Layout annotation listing
/---

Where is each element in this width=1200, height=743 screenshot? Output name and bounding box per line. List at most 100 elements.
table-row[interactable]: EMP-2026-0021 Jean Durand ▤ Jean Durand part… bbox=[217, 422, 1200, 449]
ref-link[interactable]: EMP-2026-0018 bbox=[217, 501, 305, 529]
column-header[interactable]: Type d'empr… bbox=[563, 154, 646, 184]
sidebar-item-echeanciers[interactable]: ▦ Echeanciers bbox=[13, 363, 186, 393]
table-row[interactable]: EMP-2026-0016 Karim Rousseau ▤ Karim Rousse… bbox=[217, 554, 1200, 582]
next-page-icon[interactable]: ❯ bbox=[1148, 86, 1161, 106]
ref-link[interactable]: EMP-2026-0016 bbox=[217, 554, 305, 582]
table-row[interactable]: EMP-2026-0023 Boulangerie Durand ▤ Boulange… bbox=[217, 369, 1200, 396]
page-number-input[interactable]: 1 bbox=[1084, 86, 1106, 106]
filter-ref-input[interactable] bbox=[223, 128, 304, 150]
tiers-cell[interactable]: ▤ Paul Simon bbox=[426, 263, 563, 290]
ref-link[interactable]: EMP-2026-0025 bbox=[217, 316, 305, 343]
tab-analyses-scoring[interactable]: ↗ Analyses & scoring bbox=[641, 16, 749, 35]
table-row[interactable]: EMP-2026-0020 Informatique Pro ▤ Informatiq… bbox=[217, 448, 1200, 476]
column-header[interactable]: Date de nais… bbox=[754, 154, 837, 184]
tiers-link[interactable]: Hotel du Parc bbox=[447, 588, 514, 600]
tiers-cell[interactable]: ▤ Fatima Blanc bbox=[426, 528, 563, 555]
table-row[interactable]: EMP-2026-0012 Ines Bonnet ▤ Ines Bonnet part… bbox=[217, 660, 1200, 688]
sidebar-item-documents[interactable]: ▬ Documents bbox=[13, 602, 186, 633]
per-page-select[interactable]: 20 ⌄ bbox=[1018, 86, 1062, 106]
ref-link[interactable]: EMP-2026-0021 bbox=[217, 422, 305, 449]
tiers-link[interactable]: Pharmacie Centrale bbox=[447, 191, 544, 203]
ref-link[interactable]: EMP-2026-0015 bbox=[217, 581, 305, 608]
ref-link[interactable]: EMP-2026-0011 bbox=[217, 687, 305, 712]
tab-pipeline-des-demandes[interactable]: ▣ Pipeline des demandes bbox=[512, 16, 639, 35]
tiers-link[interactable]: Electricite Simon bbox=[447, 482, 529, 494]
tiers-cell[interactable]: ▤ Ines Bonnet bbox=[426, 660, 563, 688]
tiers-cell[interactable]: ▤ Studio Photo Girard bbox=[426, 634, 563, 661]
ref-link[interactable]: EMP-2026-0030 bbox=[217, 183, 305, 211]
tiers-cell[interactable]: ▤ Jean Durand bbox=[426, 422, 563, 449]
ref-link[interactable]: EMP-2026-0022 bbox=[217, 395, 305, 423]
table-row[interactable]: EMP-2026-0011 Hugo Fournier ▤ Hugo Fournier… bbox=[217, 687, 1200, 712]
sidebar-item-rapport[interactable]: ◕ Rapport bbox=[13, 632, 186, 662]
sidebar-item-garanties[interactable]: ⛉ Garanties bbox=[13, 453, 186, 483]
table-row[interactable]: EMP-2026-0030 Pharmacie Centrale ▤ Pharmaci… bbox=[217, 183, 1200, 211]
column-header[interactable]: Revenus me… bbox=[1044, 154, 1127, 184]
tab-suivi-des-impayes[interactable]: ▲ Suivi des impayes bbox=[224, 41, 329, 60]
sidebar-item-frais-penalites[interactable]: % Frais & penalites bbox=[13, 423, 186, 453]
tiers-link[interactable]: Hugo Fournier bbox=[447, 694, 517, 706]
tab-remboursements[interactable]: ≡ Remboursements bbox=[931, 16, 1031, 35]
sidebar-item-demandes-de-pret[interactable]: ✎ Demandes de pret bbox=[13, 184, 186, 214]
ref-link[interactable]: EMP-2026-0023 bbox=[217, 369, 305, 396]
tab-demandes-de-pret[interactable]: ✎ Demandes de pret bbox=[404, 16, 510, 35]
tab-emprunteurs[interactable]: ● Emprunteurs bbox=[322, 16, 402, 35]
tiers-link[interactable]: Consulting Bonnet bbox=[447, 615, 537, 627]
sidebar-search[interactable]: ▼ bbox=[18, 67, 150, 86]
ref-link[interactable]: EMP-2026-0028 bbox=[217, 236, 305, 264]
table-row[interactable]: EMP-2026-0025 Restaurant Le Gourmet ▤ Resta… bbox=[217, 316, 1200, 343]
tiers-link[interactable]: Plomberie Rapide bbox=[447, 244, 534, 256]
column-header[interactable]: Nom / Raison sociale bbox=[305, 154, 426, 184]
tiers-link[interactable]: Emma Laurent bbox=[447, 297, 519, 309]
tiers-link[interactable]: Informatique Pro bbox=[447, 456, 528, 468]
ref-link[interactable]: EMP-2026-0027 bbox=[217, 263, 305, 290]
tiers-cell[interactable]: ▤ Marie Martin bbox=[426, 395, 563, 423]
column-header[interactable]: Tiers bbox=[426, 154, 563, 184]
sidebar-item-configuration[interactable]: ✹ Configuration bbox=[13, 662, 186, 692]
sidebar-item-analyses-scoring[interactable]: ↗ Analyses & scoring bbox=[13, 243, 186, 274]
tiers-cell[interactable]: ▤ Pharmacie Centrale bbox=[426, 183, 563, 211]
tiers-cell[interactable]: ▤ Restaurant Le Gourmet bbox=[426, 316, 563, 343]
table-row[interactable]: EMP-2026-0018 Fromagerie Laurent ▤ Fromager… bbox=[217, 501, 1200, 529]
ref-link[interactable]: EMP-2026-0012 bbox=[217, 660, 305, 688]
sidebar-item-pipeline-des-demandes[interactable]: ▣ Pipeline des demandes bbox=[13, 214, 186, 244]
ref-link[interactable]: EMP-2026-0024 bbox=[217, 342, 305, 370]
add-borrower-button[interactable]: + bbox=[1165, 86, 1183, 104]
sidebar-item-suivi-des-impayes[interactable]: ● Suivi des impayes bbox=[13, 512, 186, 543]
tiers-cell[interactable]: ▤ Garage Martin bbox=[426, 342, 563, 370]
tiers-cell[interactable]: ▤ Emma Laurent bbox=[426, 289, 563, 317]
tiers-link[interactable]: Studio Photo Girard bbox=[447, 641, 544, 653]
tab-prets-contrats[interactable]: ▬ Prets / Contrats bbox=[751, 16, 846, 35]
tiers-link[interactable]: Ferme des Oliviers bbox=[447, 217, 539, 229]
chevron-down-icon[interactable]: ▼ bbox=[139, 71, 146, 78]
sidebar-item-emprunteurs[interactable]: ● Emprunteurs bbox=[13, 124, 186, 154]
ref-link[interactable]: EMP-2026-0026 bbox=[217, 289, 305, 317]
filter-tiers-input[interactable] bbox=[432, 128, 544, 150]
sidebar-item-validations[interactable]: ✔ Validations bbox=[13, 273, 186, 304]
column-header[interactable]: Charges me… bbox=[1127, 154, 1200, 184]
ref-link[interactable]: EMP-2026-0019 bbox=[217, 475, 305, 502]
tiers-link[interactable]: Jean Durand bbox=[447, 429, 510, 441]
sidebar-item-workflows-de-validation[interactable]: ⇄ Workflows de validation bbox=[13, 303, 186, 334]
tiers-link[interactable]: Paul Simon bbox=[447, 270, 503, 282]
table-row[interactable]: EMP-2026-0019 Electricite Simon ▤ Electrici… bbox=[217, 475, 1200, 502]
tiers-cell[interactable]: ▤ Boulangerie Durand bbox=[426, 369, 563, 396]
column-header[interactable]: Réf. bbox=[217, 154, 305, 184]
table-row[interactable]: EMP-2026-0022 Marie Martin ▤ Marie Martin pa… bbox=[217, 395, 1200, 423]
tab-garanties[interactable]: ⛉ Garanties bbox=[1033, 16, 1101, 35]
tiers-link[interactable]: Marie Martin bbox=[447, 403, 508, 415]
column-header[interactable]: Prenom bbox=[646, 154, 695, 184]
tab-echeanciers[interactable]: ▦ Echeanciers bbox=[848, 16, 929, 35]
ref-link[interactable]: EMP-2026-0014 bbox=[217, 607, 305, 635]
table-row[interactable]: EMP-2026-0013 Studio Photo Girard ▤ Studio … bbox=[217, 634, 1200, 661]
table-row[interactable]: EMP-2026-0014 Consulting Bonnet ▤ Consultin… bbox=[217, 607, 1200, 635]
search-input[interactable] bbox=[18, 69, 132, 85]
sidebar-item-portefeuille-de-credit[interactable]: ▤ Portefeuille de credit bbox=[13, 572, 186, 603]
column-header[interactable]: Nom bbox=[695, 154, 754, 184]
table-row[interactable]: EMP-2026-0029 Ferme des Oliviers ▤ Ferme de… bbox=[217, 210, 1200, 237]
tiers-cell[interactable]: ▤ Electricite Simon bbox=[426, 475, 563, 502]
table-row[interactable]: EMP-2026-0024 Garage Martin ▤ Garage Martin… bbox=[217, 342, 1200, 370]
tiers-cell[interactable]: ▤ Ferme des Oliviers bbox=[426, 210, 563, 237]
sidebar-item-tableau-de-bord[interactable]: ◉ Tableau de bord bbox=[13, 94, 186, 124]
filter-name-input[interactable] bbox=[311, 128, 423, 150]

\---

Please update the listing from its first line through the line containing "page-number-input[interactable]: 1 bbox=[1084, 86, 1106, 106]", changing "bounding box" to "box coordinates" and leaving everything else unchanged. Return only those lines.

=== Answer to this task ===
Where is each element in this width=1200, height=743 screenshot? Output name and box coordinates per line. List at most 100 elements.
table-row[interactable]: EMP-2026-0021 Jean Durand ▤ Jean Durand part… bbox=[217, 422, 1200, 449]
ref-link[interactable]: EMP-2026-0018 bbox=[217, 501, 305, 529]
column-header[interactable]: Type d'empr… bbox=[563, 154, 646, 184]
sidebar-item-echeanciers[interactable]: ▦ Echeanciers bbox=[13, 363, 186, 393]
table-row[interactable]: EMP-2026-0016 Karim Rousseau ▤ Karim Rousse… bbox=[217, 554, 1200, 582]
next-page-icon[interactable]: ❯ bbox=[1148, 86, 1161, 106]
ref-link[interactable]: EMP-2026-0016 bbox=[217, 554, 305, 582]
table-row[interactable]: EMP-2026-0023 Boulangerie Durand ▤ Boulange… bbox=[217, 369, 1200, 396]
page-number-input[interactable]: 1 bbox=[1084, 86, 1106, 106]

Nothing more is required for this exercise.